### Texto de referência
▬▬▬▬▬▬

Aprovado em 7 de dezembro de 2020 e concluído no dia seguinte (8/12), mediante presidência do Deputado Federal Marcel Van Hattem na Câmara dos Deputados, o PL (PL 4.199/20) que institui um Programa de Estímulo ao Transporte por Cabotagem, criando-se a chamada BR do Mar, em alusão a uma rodovia marítima, segue para o Senado Federal1.
A cabotagem é a navegação que utiliza vias interiores e costeiras entre portos dentro do território nacional, sem perder a costa de vista, sendo que o Brasil demonstra grande potencial de desenvolvimento nas operações portuárias, mesmo tendo pouca representatividade no mercado, em razão da burocratização das atividades de fiscalização de mercadorias, ausência de infraestrutura logística e engarrafamento dos portos.
Transporte de cargas por cabotagem diz respeito ao transporte via marítima ou utilizando vias navegáveis interiores entre portos dentro do território nacional. O Brasil possui vasta extensão de costa marítima, mais de 7500 Km, o que demonstra um extenso potencial de crescimento nas operações portuárias, transporte marítimo de longo curso e serviços de cabotagem2.
No entanto, o transporte marítimo brasileiro possui baixíssima representatividade no mercado internacional3, em virtude da burocratização das atividades de fiscalização de mercadorias, falta de infraestrutura logística, congestionamento dos portos e tempo de liberação da carga. É necessário investir em obras de infraestrutura e melhoria nos serviços prestados pelos entes da cadeia logística para que a cabotagem ganhe em competitividade em relação a outros modais.
Essas particularidades territoriais são adequadas para uma modalidade de escoamento das mercadorias pela cabotagem que esta prevista no paragrafo único do artigo 178, da CF/88, tendo sido aprovado em 7/12/20, no plenário da Câmara dos Deputados o texto-base do projeto de lei da “BR do Mar”, que cria incentivos à cabotagem, ou seja, ao transporte de cargas entre portos brasileiros.
Segundo notícia veiculada no site da Gazeta do Povo4, foram 324 votos a favor e 114 contra, e a principal novidade trazida pela proposta é a autorização para uso de embarcações estrangeiras por empresas de navegação que atuam no Brasil.
O mote é relevante, pois o projeto (PL 4199/20)5 menciona provocar a redução de custos de transporte, aumentar a eficiência logística e melhorar a conectividade entre modais de transporte, pois, ainda que a cabotagem não concorra com o transporte rodoviário, atua de modo complementar, trazendo inúmeras vantagens, considerando que proporcionará investimentos e modernização da navegação de cabotagem no país.
Entre os objetivos do PL 4199/20, estão o de incrementar a oferta e a qualidade do transporte; incentivar a concorrência e a competitividade na prestação do serviço de transporte; ampliar a disponibilidade de frota no território nacional; incentivar a formação, a capacitação e a qualificação de marítimos nacionais; estimular o desenvolvimento da indústria naval nacional; revisar a vinculação das políticas de navegação de cabotagem das políticas de construção naval; incentivar as operações especiais de cabotagem e os investimentos decorrentes em instalações portuárias, para atendimento de cargas em tipo, rota ou mercado ainda não existentes ou consolidados na cabotagem brasileira; e ainda, otimizar o uso de recursos advindos da arrecadação do AFRMM6, sendo essa a razão em estudar a suas vantagens e desvantagens.

▬▬▬▬▬▬

### Registros de dados
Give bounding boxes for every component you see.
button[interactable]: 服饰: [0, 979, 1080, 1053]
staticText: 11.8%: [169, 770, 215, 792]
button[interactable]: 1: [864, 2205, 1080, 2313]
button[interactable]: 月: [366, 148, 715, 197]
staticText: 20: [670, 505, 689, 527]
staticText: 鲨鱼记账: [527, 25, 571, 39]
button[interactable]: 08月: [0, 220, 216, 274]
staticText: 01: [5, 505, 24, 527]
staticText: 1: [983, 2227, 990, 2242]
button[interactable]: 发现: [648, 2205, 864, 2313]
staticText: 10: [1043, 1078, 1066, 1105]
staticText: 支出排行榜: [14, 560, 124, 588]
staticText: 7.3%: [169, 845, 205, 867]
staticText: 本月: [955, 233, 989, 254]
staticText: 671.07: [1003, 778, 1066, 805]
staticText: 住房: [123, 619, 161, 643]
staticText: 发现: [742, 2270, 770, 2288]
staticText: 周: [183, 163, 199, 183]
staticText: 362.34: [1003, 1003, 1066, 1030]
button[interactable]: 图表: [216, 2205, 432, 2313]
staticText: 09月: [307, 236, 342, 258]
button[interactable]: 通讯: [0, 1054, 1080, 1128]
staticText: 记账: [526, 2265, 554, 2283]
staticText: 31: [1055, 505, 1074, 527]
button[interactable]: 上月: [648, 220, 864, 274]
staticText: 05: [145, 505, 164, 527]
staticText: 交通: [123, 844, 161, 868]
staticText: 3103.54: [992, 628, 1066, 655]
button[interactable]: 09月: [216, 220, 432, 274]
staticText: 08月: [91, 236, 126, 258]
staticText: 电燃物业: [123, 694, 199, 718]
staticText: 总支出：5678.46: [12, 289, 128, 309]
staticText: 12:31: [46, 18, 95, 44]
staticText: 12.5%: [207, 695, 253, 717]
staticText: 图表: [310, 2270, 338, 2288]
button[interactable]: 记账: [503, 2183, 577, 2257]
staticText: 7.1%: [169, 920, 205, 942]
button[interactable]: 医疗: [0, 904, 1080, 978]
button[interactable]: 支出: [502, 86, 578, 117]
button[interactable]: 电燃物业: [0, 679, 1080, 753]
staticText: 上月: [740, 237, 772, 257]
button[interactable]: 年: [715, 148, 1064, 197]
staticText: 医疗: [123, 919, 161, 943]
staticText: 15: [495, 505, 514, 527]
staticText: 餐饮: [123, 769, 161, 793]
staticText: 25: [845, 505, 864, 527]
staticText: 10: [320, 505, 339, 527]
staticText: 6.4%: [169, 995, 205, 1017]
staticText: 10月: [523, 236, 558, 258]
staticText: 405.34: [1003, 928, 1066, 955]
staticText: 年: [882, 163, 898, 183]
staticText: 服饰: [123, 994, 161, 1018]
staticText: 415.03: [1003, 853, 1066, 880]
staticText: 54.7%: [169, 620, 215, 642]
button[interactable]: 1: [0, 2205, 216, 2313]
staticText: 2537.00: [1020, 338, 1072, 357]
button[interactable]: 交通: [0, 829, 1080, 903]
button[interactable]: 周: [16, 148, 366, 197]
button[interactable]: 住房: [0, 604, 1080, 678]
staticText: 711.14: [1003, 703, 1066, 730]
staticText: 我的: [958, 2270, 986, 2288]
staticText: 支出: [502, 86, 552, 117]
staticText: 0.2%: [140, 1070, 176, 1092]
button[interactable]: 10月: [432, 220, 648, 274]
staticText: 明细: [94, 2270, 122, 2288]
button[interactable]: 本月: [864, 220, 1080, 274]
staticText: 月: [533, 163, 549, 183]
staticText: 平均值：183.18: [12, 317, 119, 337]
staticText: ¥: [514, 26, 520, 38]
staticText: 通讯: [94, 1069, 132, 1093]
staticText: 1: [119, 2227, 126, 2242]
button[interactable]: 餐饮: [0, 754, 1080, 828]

▬▬▬▬▬▬

### Instruções e requisitos
Prossiga o texto de referência sobre a cabotagem e a BR do Mar, começando logo após a última frase apresentada. Os registros constituem material à parte, sem relação com o texto de referência.

### Resposta ao problema
Foram aprovadas inclusive, duas mudanças via emendas pelo Plenário da Câmara dos Deputados, notadamente no que se refere as regras sobre contratos de transporte de longo prazo e uso de recursos do Fundo da Marinha Mercante (FMM).
Trata-se da emenda da Deputada Carla Dickson (Pros-RN) que dispõe sobre a atribuição do Ministério da Infraestrutura para definir cláusulas essenciais dos contratos de transporte de longo prazo e a permissão de afretamento da tonelagem máxima em relação às embarcações brasileiras7.
O Deputado Sérgio Souza (MDB-PR) igualmente conseguiu aprovar emenda que possui como finalidade o direcionamento de 10% dos recursos do FMM ao financiamento total de projetos de dragagem de hidrovias, portos e canais de navegação, apresentados por operadores e arrendatários de terminais privados.
Embora haja grande comemoração do Governo Federal quanto a tramitação do relevante Projeto de Lei que institui a comentada BR do Mar, empresários e autoridades no segmento, continuam demonstrando preocupação com alguns pontos do texto, seja em relação a medidas para atacar tanto a visível reserva de mercado para a mão de obra e sobretudo os custos do combustível8.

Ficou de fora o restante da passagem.